### SET PROBLEM
Write every line out verbatim and omit the pictures.

### GIVEN ENTRIES
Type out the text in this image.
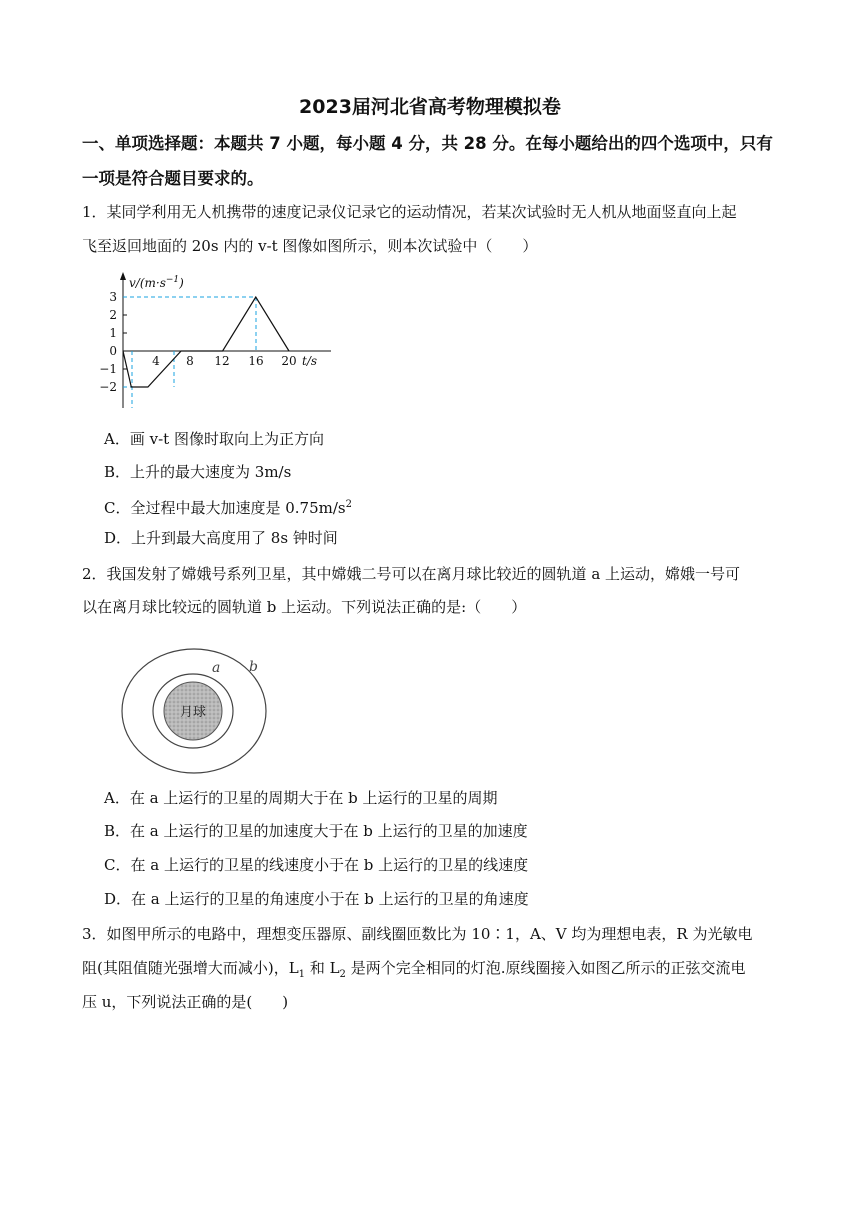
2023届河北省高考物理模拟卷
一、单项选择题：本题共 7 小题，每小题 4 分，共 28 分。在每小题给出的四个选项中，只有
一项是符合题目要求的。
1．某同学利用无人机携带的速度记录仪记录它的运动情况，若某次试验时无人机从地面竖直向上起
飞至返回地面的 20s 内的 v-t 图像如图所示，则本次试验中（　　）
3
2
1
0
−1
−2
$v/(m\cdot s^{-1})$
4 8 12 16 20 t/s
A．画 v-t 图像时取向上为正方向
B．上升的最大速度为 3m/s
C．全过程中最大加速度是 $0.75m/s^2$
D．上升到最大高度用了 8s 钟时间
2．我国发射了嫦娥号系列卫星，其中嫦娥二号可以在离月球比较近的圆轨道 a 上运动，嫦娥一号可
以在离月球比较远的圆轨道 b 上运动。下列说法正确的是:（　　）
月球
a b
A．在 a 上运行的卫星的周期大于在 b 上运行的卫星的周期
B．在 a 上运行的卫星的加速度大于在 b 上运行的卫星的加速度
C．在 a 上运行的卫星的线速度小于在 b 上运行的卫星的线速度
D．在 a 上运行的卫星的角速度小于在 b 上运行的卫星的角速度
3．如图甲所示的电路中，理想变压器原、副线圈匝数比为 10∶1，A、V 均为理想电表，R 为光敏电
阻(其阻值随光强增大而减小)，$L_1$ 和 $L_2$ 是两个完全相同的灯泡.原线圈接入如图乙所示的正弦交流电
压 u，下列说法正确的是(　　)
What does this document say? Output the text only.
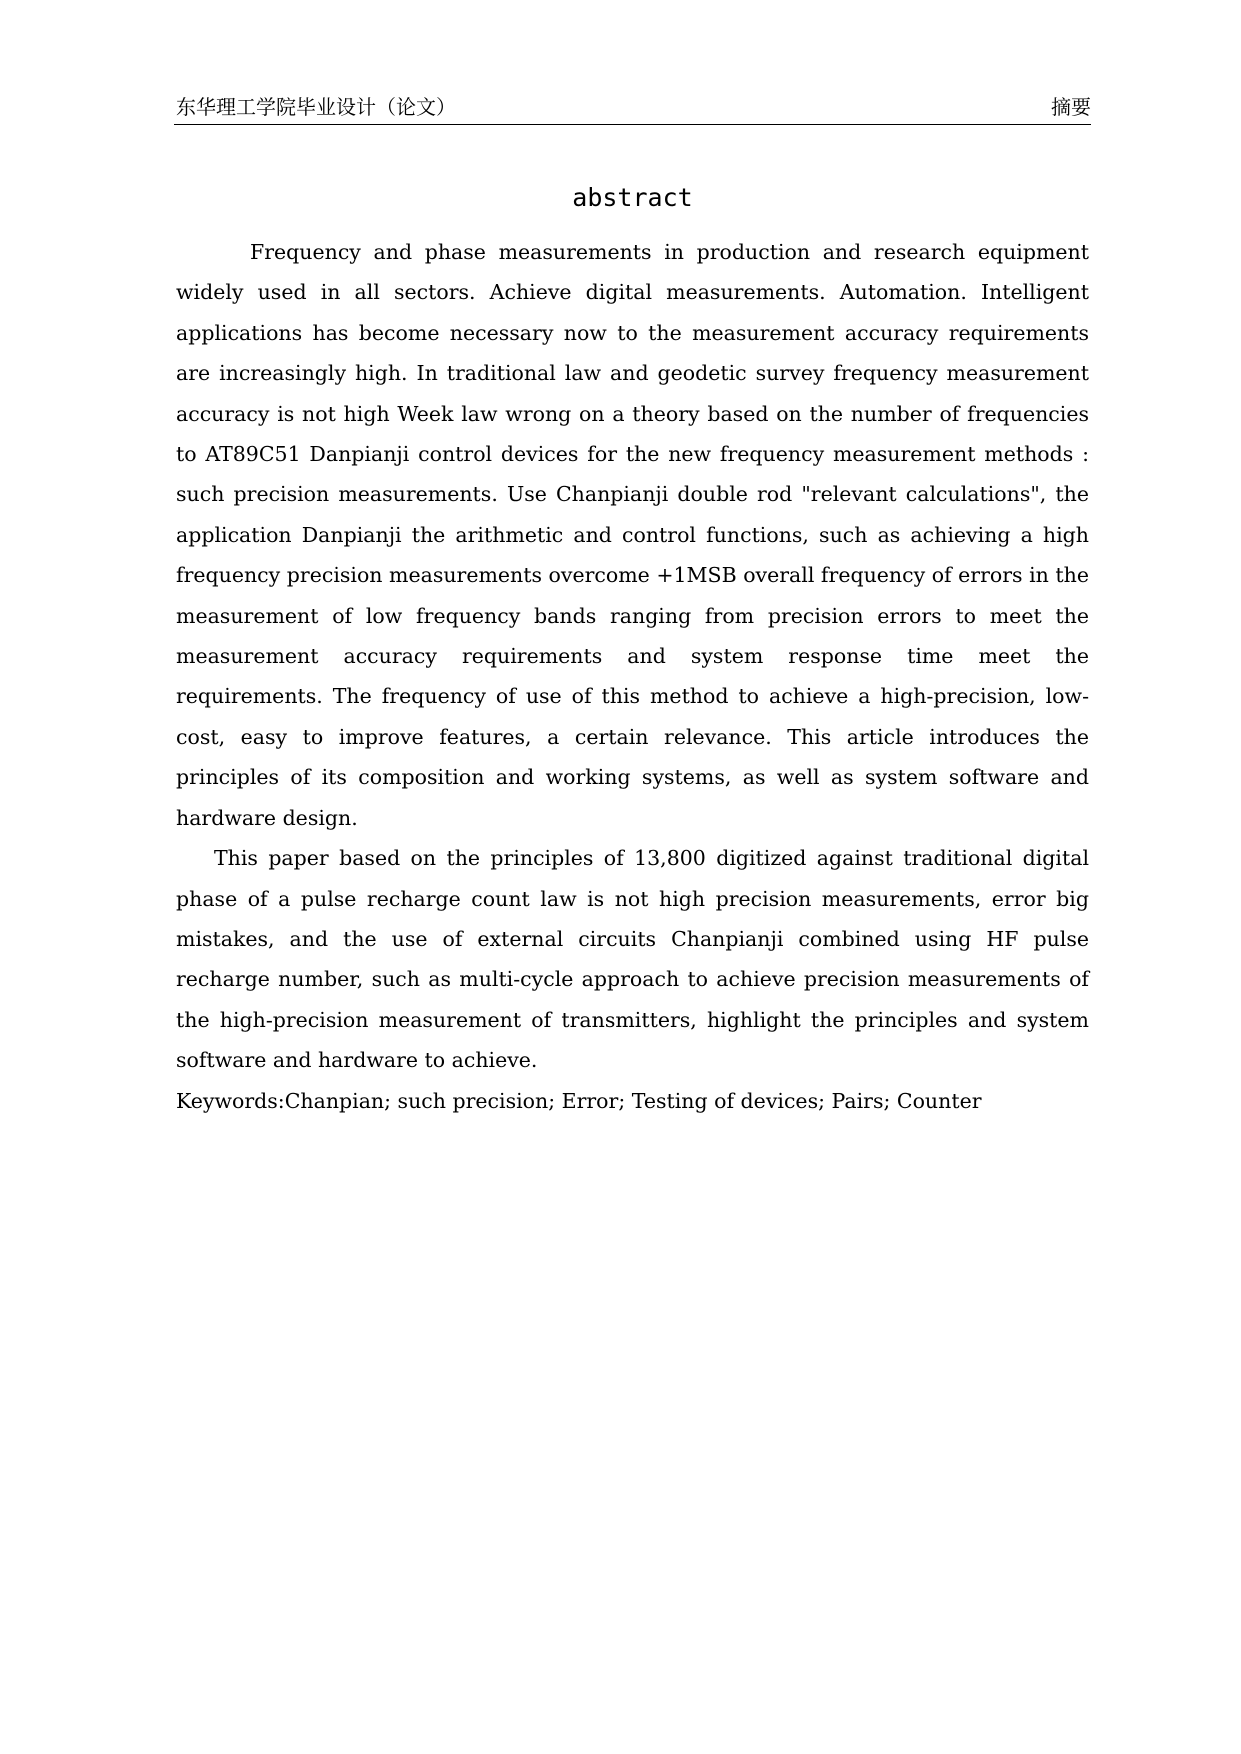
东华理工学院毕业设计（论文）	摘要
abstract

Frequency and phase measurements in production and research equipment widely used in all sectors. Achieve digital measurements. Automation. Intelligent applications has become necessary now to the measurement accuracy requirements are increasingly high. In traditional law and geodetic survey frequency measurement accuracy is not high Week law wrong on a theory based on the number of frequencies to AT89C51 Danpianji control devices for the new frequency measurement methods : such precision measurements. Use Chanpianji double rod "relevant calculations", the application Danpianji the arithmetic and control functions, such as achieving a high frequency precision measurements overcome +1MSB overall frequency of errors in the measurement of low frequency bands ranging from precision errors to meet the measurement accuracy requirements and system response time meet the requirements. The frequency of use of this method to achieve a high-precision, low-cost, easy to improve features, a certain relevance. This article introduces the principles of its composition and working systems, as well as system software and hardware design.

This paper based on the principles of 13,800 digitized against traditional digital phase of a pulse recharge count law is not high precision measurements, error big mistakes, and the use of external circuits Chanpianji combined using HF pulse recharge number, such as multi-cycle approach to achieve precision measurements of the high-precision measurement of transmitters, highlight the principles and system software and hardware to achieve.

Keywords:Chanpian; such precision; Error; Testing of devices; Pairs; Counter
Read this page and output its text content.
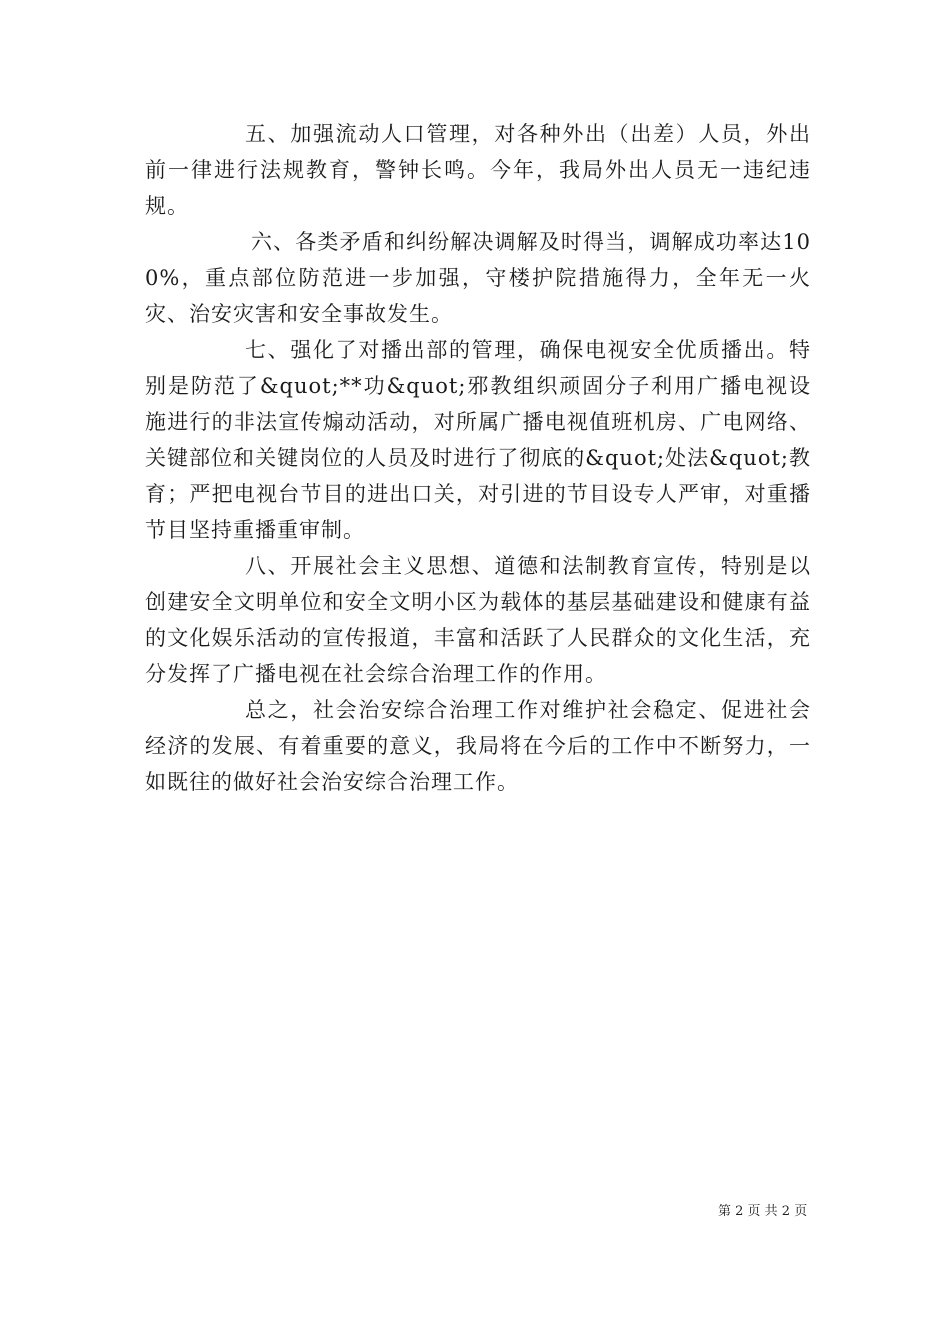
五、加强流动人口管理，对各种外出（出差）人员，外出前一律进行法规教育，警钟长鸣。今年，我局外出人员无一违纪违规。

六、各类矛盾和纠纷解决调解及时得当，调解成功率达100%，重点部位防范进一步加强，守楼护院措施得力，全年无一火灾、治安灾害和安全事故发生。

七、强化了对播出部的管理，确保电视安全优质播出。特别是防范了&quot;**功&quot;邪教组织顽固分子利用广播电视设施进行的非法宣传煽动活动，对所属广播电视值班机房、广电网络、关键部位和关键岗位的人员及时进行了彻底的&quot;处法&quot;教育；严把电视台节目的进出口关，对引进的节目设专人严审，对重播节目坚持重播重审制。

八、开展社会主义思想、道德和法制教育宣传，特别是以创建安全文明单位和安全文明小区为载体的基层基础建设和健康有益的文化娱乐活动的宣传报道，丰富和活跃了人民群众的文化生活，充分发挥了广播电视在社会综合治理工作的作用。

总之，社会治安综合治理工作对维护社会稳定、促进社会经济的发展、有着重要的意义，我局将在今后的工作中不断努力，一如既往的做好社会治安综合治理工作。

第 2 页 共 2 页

### EXERCISE ANSWER
Type out the text in this image.
2023届河北省高考物理模拟卷
一、单项选择题：本题共 7 小题，每小题 4 分，共 28 分。在每小题给出的四个选项中，只有
一项是符合题目要求的。
1．某同学利用无人机携带的速度记录仪记录它的运动情况，若某次试验时无人机从地面竖直向上起
飞至返回地面的 20s 内的 v-t 图像如图所示，则本次试验中（　　）
3
2
1
0
−1
−2
$v/(m\cdot s^{-1})$
4 8 12 16 20 t/s
A．画 v-t 图像时取向上为正方向
B．上升的最大速度为 3m/s
C．全过程中最大加速度是 $0.75m/s^2$
D．上升到最大高度用了 8s 钟时间
2．我国发射了嫦娥号系列卫星，其中嫦娥二号可以在离月球比较近的圆轨道 a 上运动，嫦娥一号可
以在离月球比较远的圆轨道 b 上运动。下列说法正确的是:（　　）
月球
a b
A．在 a 上运行的卫星的周期大于在 b 上运行的卫星的周期
B．在 a 上运行的卫星的加速度大于在 b 上运行的卫星的加速度
C．在 a 上运行的卫星的线速度小于在 b 上运行的卫星的线速度
D．在 a 上运行的卫星的角速度小于在 b 上运行的卫星的角速度
3．如图甲所示的电路中，理想变压器原、副线圈匝数比为 10∶1，A、V 均为理想电表，R 为光敏电
阻(其阻值随光强增大而减小)，$L_1$ 和 $L_2$ 是两个完全相同的灯泡.原线圈接入如图乙所示的正弦交流电
压 u，下列说法正确的是(　　)
What does this document say? Output the text only.
东华理工学院毕业设计（论文）	摘要
abstract

Frequency and phase measurements in production and research equipment widely used in all sectors. Achieve digital measurements. Automation. Intelligent applications has become necessary now to the measurement accuracy requirements are increasingly high. In traditional law and geodetic survey frequency measurement accuracy is not high Week law wrong on a theory based on the number of frequencies to AT89C51 Danpianji control devices for the new frequency measurement methods : such precision measurements. Use Chanpianji double rod "relevant calculations", the application Danpianji the arithmetic and control functions, such as achieving a high frequency precision measurements overcome +1MSB overall frequency of errors in the measurement of low frequency bands ranging from precision errors to meet the measurement accuracy requirements and system response time meet the requirements. The frequency of use of this method to achieve a high-precision, low-cost, easy to improve features, a certain relevance. This article introduces the principles of its composition and working systems, as well as system software and hardware design.

This paper based on the principles of 13,800 digitized against traditional digital phase of a pulse recharge count law is not high precision measurements, error big mistakes, and the use of external circuits Chanpianji combined using HF pulse recharge number, such as multi-cycle approach to achieve precision measurements of the high-precision measurement of transmitters, highlight the principles and system software and hardware to achieve.

Keywords:Chanpian; such precision; Error; Testing of devices; Pairs; Counter
Read this page and output its text content.
五、加强流动人口管理，对各种外出（出差）人员，外出前一律进行法规教育，警钟长鸣。今年，我局外出人员无一违纪违规。

六、各类矛盾和纠纷解决调解及时得当，调解成功率达100%，重点部位防范进一步加强，守楼护院措施得力，全年无一火灾、治安灾害和安全事故发生。

七、强化了对播出部的管理，确保电视安全优质播出。特别是防范了&quot;**功&quot;邪教组织顽固分子利用广播电视设施进行的非法宣传煽动活动，对所属广播电视值班机房、广电网络、关键部位和关键岗位的人员及时进行了彻底的&quot;处法&quot;教育；严把电视台节目的进出口关，对引进的节目设专人严审，对重播节目坚持重播重审制。

八、开展社会主义思想、道德和法制教育宣传，特别是以创建安全文明单位和安全文明小区为载体的基层基础建设和健康有益的文化娱乐活动的宣传报道，丰富和活跃了人民群众的文化生活，充分发挥了广播电视在社会综合治理工作的作用。

总之，社会治安综合治理工作对维护社会稳定、促进社会经济的发展、有着重要的意义，我局将在今后的工作中不断努力，一如既往的做好社会治安综合治理工作。

第 2 页 共 2 页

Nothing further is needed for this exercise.